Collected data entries
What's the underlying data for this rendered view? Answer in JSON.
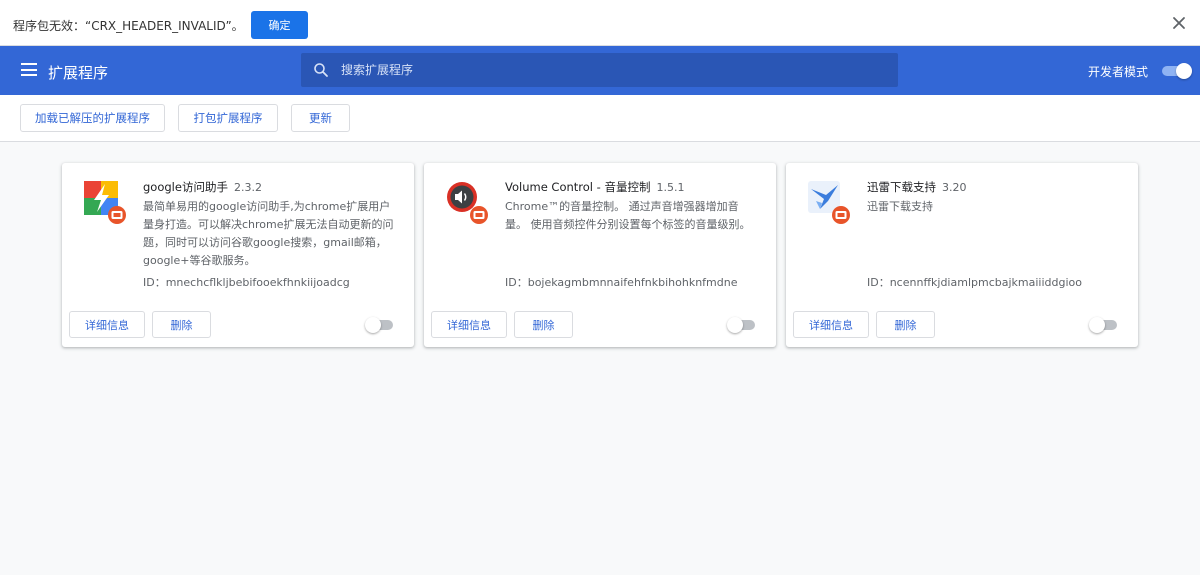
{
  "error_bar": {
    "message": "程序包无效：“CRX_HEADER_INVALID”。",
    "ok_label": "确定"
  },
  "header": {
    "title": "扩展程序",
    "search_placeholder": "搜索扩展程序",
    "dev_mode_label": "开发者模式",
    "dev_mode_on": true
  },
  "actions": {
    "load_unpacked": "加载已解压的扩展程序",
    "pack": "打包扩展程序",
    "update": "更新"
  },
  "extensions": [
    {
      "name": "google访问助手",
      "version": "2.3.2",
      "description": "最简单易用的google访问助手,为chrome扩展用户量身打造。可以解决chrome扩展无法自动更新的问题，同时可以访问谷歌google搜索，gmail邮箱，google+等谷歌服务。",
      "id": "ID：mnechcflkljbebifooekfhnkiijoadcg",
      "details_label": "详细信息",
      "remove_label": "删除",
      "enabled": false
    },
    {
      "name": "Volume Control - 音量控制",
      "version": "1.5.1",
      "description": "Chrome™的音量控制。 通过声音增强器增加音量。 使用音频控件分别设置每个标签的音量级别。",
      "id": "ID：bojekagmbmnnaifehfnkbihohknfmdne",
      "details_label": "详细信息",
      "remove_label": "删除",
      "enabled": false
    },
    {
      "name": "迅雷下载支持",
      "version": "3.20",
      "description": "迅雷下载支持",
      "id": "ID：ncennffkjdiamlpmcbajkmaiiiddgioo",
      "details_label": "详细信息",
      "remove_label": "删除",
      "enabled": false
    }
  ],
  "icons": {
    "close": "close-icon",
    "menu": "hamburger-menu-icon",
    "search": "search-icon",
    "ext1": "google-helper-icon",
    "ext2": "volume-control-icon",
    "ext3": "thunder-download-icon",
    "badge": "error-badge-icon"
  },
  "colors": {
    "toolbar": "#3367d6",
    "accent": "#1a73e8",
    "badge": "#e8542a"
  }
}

* * *

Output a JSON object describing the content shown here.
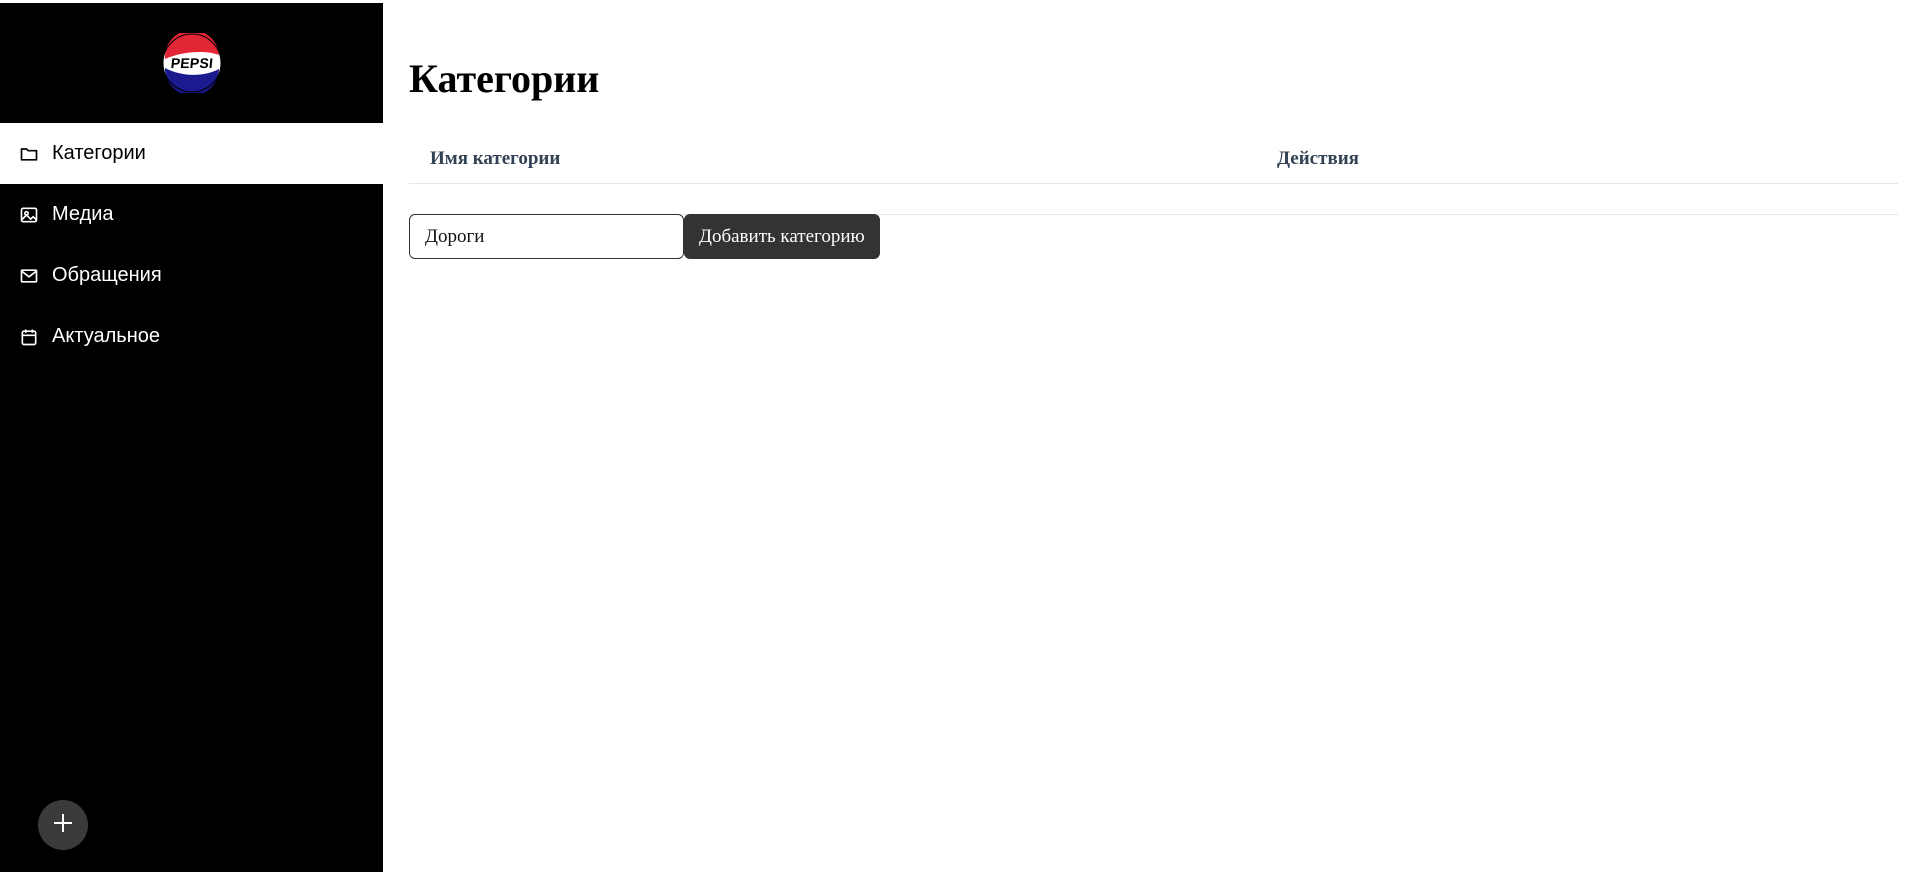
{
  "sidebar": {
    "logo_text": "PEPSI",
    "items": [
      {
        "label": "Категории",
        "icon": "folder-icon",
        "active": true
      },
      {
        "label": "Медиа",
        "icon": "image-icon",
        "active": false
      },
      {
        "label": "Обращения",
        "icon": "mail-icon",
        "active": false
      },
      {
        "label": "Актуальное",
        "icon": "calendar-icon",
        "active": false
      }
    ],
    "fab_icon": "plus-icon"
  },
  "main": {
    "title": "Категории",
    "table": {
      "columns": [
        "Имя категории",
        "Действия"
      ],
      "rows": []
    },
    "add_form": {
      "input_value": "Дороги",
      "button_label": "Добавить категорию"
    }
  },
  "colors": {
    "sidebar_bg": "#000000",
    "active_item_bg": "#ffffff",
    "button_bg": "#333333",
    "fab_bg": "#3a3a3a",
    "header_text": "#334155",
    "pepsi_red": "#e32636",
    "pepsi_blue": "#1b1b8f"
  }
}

==

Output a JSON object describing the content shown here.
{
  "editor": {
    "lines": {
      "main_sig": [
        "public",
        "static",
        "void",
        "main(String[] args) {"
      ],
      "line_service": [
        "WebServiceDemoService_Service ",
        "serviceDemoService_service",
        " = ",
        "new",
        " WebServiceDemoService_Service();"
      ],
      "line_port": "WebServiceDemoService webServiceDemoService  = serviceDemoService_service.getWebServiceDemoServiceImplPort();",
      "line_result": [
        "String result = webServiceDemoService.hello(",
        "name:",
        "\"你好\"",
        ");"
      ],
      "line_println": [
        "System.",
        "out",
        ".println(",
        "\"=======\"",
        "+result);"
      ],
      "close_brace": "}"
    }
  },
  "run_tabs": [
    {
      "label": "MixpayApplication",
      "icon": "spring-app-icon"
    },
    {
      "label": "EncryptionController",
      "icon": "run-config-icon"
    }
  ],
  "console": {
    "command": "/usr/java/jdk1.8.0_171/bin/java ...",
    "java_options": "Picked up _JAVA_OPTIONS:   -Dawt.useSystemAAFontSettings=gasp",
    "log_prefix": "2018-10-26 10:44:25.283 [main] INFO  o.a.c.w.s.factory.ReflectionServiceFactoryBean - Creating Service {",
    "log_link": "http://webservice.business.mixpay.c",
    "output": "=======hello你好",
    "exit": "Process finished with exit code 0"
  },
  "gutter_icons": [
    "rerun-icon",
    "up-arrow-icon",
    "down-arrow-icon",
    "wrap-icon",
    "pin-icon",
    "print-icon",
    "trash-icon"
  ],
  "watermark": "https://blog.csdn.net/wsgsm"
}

Brief –
From the records given above, copy all lines containing "badge".

Exercise solution –
    "badge": "error-badge-icon"
    "badge": "#e8542a"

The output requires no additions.